Direction 1
Pull out every row below that contains the string "image", and copy each one as it stands.

-- START OF Text segment --

# Walleyes on fire d can 5/20



## BudManCharters (Apr 20, 2012)

Returned to D can after a good day yesterday. My good friend Steve Carlson came along with us today and a group of his associates. The fish were very cooperative finishing with 42 walleyes. I have not made any program changes over the last 11 days and we have been successful everyday, 40 Tru-Trips, scorpion spoons and 30 to 40 leads. We did increase the speed to 1.9 knots anything slower didn't produce fish for us. Can't say enough of running shorter leads when running Tru-Trip divers. If you haven't seen the new bare naked Tru-trip visit your local tackle shop. See you on the water!


----------



## gloomis (Mar 31, 2010)

Good job BUDMAN

You had a good helper that day


----------



## ErieRider (Mar 23, 2010)

BudMan,
Just to make sure you were at 1.9 knots, so like 2.1 mph on the speed??? Correct


----------



## boatnut (Nov 22, 2006)

Nice job Ron, guess i'll have to break out the jets and metal! Thanks for posting too!


----------



## BudManCharters (Apr 20, 2012)

That is correct 1.9 knots and that is the fastest we have run this season. Previous day we ran 1.6 to 1.7 knots and pulled 19 fish in about three hours.


----------



## BudManCharters (Apr 20, 2012)

Thanks Mike, I will try to continue posting some of my charters trip results for the guys. It was an enjoyable day fishing with Steve for the first time.


----------



## BudManCharters (Apr 20, 2012)

-- END OF Text segment --
-- START OF The input --

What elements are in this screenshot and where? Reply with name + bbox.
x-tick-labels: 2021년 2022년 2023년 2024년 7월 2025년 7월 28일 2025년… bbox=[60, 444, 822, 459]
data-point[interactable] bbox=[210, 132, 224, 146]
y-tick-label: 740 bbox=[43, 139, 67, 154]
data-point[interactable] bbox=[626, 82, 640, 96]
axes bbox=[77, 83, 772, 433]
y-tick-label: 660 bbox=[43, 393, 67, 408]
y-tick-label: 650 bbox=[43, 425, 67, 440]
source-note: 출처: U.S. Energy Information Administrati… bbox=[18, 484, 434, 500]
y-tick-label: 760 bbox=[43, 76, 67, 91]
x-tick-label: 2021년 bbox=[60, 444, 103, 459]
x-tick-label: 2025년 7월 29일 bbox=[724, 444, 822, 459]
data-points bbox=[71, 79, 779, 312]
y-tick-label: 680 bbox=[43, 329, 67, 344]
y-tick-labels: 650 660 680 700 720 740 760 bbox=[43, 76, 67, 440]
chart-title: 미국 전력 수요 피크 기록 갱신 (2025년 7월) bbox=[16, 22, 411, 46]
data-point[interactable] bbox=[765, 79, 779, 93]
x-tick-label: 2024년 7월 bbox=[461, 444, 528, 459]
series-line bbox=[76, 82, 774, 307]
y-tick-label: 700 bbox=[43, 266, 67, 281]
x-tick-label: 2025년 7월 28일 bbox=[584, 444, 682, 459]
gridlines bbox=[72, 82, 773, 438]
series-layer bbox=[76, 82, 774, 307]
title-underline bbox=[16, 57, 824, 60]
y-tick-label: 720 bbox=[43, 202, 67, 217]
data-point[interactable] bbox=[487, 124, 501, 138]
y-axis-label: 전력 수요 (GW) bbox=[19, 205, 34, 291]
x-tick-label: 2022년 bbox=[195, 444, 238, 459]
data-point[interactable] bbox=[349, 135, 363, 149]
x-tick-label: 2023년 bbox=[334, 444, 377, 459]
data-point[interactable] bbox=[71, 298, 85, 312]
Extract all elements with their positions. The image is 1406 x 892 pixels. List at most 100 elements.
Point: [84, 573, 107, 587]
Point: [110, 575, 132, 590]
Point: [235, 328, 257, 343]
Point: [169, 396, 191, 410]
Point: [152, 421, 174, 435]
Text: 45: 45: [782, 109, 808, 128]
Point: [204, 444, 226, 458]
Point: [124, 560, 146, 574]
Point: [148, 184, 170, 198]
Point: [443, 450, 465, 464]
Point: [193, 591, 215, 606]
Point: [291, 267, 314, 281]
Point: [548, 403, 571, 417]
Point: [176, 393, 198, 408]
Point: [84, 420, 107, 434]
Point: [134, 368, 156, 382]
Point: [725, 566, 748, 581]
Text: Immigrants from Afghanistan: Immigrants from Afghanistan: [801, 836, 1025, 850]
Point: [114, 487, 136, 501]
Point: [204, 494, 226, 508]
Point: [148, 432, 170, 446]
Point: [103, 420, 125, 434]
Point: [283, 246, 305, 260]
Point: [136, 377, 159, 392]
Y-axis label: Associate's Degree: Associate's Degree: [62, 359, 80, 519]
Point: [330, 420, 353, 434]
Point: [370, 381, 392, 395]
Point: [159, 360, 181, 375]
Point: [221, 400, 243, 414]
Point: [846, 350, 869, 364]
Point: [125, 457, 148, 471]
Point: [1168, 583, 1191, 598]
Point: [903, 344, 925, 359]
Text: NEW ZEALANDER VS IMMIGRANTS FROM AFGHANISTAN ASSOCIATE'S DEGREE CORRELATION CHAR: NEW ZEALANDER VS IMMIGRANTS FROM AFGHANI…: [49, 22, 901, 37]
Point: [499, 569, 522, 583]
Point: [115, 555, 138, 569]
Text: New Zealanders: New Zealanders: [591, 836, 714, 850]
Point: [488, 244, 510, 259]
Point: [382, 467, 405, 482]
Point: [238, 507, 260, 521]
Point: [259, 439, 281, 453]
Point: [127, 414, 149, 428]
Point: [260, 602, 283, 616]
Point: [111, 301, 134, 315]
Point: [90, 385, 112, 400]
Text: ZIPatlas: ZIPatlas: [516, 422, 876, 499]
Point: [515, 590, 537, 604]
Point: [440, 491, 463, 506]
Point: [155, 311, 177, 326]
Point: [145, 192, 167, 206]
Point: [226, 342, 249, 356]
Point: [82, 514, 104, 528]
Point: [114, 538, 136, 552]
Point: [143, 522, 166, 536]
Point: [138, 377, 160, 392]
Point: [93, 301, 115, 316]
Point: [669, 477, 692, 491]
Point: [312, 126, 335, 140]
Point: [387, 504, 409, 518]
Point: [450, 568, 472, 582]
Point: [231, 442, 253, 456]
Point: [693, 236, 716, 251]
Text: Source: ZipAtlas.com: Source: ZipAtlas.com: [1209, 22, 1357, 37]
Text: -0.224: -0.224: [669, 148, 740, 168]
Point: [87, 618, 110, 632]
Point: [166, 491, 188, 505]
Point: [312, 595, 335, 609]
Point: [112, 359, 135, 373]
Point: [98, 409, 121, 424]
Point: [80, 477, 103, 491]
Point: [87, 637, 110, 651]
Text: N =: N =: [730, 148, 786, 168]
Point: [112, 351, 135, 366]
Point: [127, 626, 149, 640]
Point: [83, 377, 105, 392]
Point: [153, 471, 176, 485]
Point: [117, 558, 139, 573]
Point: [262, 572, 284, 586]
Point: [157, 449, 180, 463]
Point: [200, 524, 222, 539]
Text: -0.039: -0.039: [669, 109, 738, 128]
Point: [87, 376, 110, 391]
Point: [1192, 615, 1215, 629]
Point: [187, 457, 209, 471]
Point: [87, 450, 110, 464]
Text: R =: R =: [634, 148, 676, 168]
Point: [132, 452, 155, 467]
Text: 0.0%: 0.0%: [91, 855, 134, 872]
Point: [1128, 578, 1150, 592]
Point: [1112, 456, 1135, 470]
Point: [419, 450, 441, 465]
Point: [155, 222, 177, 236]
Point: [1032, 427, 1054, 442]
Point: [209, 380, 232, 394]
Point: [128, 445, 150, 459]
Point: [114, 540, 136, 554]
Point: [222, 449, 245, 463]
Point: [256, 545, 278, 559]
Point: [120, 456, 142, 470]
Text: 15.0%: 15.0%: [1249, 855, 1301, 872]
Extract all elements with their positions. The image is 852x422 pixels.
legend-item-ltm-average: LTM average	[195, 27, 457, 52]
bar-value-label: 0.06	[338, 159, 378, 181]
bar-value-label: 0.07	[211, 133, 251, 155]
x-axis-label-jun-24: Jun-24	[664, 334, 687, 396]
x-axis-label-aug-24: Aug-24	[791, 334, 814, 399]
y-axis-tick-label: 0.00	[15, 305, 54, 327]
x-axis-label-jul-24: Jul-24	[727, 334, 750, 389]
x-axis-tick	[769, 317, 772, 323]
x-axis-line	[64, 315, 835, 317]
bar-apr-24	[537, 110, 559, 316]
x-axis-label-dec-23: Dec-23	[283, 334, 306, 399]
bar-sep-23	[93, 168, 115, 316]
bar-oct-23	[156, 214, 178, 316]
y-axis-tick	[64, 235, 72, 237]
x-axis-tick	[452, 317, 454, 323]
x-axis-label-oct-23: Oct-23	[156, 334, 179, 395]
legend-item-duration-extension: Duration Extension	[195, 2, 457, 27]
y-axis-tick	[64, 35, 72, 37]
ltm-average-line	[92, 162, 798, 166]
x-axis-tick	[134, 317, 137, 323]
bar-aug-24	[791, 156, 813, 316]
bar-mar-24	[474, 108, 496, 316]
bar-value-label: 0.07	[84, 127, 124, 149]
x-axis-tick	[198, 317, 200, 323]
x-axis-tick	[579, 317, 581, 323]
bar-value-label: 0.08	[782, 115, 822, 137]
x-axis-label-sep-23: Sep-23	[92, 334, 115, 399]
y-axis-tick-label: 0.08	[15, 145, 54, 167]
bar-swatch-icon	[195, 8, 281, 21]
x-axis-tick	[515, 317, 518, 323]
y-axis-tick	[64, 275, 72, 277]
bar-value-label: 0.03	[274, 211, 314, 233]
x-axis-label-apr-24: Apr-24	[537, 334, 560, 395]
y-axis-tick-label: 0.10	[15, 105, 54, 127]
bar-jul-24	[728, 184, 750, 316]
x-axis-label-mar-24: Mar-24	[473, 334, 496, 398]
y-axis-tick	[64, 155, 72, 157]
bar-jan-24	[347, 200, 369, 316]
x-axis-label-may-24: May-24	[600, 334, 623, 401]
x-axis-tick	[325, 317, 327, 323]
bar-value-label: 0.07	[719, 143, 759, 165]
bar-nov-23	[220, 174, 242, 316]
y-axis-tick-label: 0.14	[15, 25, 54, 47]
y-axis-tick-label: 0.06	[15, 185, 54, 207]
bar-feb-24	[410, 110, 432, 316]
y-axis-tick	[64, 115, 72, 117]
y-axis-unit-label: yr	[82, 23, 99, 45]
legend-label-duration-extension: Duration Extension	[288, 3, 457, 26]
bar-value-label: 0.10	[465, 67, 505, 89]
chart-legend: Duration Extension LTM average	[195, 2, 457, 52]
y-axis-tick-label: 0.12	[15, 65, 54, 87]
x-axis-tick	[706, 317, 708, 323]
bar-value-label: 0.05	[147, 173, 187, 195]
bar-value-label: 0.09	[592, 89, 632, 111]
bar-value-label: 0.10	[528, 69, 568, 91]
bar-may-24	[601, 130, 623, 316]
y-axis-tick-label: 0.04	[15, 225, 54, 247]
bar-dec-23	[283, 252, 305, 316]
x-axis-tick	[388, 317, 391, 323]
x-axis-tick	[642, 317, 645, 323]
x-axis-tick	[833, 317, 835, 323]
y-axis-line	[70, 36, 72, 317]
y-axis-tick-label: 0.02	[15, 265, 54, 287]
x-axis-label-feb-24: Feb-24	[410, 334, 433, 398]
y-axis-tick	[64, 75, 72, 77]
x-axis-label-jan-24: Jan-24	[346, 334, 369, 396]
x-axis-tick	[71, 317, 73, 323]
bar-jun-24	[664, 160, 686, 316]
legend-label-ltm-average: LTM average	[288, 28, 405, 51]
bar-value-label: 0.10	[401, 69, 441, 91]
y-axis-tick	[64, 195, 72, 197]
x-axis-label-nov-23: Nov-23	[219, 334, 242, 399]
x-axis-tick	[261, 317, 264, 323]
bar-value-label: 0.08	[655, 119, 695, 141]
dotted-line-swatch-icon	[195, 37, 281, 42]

-- END OF The input --

Direction 2
Pick up the walleye fishing thread above at the point where it stops, and write what follows.

Right answer 1
Extract all elements with their positions. The image is 1406 x 892 pixels. List at most 100 elements.
Extract all elements with their positions. The image is 852x422 pixels.

Right answer 2
Ok, I looked up the knot to mph conversion, 1knot = 1.15077945 mph so 1.9 knots would convert to 2.18648096 mph


----------



## rod bender bob (May 19, 2004)

Steve is a good time fishing or having a sip!


----------



## KPI (Jun 4, 2011)

hey bud man nice work!!!steve is a good dude hung out last year for tourny and good times!also that is a beautiful boat you have saw it out one time out by the bouy what size is your rig!!!looked pretty spacious


----------



## BudManCharters (Apr 20, 2012)

Thank you. Its a 32 Tiara with a 13 foot beam lots of room and stable in rough water.


----------



## rnewman (Mar 25, 2013)

We fished with pooh bear sunday near D can also.Caught our last of 36the fish right at noon.He used scorpion spoons at 1.7knts with tru trips at 30 and 35 leads.


----------



## BudManCharters (Apr 20, 2012)

Great job rnewman. Keep up the good work. We pulled Pooh Bear Chartreuse and Jager Bomb scorpion spoons on Sunday. Both worked well.


----------



## Leschamp19 (Aug 21, 2010)

Budman ,
How much of a lead do u run in between the spoon and the jet ?


Outdoor Hub mobile, the outdoor information engine


----------



## Hook N Book (Apr 7, 2004)

His initial post answers your question.


----------



## Lundking (Apr 15, 2013)

No I you guys have your "leads" mixed up. Leschamp is referring to the leader I believe not the actual amount of line between rod tip and diver. 

I run between 5-8 feet depending on water clarity


----------



## Leschamp19 (Aug 21, 2010)

You are right lundking, I was talking about the leader ! I guess I should have been a little more specific ! 


Outdoor Hub mobile, the outdoor information engine


----------



## JoyOfFishing (Oct 3, 2012)

Do you put meat on the spoon or is it better w/o so that it has better action?


----------



## Lundy (Apr 5, 2004)

Budman,

Did you used to dock in the Vermilion river?

I think you fished the last HawgFest did you not. I remember talking with you in Vermilion when I was up there doing advance preparation for the tourney.


----------



## jay2670 (Nov 6, 2004)

Hello can someone give me the location for "D" CAN?? Thank you


----------



## WalleyeRunner (Jun 4, 2012)

D can is 41.38.57 82.57.39 on your GPS. Good luck!


----------



## hiddenlake (Dec 29, 2004)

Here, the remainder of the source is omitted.